What you will do →
Copy each line below in which the word "title" occurs.

Supplied data →
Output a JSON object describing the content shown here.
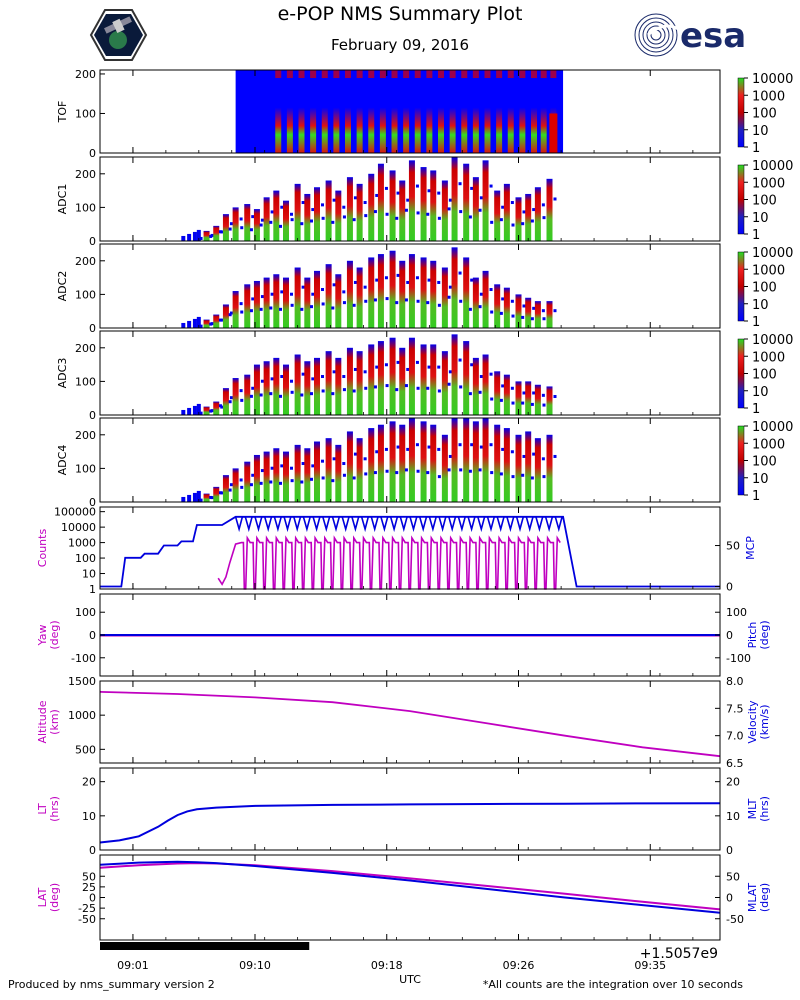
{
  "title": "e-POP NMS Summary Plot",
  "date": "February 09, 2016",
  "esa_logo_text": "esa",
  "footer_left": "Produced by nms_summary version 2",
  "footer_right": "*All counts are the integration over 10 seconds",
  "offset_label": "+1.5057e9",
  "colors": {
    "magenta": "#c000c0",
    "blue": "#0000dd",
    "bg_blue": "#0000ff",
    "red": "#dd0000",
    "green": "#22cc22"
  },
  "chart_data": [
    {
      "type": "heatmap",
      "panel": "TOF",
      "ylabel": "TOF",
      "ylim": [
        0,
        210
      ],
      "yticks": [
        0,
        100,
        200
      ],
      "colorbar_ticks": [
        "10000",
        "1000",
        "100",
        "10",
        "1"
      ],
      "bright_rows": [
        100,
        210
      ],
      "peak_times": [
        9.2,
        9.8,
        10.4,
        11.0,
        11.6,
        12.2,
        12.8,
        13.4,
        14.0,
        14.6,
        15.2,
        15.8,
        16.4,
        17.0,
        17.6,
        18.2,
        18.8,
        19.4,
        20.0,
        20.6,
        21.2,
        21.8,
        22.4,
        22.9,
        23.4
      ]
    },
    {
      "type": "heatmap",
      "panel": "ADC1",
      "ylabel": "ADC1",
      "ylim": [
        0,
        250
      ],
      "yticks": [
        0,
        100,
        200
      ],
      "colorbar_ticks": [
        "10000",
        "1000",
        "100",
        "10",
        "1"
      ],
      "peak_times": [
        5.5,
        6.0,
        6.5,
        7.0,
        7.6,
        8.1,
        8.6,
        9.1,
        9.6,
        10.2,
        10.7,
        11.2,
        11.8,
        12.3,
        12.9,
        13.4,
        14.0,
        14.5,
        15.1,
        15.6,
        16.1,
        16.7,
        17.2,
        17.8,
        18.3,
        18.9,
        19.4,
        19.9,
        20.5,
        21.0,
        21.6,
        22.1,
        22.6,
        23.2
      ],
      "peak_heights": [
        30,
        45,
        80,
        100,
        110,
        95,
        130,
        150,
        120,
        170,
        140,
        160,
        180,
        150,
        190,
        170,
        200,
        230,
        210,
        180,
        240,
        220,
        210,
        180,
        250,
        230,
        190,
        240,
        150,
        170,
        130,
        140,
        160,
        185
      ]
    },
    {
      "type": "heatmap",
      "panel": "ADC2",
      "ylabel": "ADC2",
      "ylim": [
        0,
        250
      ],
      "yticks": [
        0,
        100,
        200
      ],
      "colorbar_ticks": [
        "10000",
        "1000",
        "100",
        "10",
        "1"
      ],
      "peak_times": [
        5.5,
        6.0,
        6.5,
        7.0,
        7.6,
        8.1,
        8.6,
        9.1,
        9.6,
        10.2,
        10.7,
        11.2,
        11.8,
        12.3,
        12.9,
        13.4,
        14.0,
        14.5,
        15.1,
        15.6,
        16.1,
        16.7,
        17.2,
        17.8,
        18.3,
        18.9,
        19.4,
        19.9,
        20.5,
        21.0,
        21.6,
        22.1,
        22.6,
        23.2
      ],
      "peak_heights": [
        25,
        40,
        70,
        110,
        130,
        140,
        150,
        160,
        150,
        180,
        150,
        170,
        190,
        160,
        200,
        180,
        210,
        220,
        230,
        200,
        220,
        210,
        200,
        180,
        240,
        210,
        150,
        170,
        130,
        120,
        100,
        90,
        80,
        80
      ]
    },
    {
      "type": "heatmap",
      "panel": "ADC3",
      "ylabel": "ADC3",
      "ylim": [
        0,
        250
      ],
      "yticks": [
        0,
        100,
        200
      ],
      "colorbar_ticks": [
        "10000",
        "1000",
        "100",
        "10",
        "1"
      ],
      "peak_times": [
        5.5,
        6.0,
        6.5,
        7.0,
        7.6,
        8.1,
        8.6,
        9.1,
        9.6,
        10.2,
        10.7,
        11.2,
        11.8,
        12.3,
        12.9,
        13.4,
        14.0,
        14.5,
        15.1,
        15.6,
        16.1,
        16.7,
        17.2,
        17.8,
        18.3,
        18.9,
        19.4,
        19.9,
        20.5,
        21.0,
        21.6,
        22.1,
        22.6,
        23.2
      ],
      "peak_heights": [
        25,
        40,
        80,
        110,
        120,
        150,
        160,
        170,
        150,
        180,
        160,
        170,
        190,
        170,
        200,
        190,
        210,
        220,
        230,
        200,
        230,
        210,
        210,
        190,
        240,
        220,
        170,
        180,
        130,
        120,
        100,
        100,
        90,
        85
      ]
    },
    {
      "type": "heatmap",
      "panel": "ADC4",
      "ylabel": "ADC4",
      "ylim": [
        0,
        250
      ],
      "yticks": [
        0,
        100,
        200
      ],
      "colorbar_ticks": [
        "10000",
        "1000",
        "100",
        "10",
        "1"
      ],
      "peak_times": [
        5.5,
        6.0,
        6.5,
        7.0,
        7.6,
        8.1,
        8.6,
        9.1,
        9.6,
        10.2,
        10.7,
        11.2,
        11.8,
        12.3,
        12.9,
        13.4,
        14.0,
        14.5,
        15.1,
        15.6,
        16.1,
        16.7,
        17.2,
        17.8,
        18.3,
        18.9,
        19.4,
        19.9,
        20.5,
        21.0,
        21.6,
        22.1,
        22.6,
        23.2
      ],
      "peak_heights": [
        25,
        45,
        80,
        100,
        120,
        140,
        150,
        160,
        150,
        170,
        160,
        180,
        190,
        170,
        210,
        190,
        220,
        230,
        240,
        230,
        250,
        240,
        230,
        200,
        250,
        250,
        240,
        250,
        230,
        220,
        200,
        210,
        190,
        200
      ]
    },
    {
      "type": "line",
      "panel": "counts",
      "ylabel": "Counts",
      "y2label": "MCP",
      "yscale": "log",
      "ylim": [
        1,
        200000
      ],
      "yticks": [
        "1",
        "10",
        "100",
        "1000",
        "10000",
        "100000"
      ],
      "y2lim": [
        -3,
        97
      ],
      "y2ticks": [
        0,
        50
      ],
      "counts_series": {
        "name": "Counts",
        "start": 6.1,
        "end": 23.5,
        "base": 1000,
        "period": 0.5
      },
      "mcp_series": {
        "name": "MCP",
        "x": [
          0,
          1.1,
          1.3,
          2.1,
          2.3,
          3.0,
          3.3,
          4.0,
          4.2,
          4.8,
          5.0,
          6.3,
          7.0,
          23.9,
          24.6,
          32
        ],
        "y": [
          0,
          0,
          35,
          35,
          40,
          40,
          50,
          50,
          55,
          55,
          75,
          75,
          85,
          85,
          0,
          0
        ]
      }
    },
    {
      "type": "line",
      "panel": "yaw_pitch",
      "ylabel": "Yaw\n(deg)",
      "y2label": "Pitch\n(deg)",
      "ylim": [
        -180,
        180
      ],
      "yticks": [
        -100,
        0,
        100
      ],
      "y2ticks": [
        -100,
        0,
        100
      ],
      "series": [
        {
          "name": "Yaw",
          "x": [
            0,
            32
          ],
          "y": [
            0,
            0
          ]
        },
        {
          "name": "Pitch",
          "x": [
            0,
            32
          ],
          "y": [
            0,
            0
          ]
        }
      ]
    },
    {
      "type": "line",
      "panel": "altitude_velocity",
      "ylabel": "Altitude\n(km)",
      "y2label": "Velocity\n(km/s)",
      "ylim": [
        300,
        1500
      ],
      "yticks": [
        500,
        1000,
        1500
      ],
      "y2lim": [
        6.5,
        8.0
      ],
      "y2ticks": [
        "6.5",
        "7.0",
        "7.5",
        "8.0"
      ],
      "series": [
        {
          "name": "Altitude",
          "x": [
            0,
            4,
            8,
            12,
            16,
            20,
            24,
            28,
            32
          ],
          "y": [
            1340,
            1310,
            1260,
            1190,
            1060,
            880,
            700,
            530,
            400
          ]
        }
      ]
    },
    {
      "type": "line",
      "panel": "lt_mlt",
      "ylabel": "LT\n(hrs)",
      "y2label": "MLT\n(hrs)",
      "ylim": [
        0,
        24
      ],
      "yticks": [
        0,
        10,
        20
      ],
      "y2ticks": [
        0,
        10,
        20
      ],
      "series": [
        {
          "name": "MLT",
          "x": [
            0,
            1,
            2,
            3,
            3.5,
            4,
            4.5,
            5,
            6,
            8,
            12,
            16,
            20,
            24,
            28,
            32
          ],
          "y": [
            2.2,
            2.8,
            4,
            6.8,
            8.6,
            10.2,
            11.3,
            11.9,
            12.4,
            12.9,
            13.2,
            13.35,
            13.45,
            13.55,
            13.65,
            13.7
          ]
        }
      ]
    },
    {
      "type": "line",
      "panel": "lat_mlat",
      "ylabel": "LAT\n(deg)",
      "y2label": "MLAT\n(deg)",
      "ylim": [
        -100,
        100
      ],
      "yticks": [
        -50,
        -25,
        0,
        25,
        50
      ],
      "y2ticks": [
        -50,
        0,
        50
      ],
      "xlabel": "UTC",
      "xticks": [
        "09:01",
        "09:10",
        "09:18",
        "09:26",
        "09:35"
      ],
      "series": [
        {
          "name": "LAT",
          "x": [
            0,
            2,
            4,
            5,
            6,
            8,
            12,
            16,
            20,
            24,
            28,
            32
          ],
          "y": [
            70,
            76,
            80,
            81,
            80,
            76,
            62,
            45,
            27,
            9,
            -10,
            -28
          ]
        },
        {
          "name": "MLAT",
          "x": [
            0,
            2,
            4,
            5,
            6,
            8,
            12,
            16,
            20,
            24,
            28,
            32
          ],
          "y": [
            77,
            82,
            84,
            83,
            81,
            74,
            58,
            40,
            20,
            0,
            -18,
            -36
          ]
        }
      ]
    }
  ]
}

...

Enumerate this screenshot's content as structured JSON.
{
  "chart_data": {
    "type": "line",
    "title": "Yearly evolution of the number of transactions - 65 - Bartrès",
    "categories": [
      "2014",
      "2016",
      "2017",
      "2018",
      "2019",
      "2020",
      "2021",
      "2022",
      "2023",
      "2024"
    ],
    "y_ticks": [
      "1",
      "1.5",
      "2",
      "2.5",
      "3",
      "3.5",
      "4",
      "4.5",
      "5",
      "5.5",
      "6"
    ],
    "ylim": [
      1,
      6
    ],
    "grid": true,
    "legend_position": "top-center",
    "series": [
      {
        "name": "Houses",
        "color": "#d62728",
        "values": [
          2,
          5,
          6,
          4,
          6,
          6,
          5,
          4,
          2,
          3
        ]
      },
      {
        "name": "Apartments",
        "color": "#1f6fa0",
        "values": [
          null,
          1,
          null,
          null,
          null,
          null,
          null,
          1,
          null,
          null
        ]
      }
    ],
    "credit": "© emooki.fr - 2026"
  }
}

Response to this task →
  "title": "e-POP NMS Summary Plot",
    "title": "Yearly evolution of the number of transactions - 65 - Bartrès",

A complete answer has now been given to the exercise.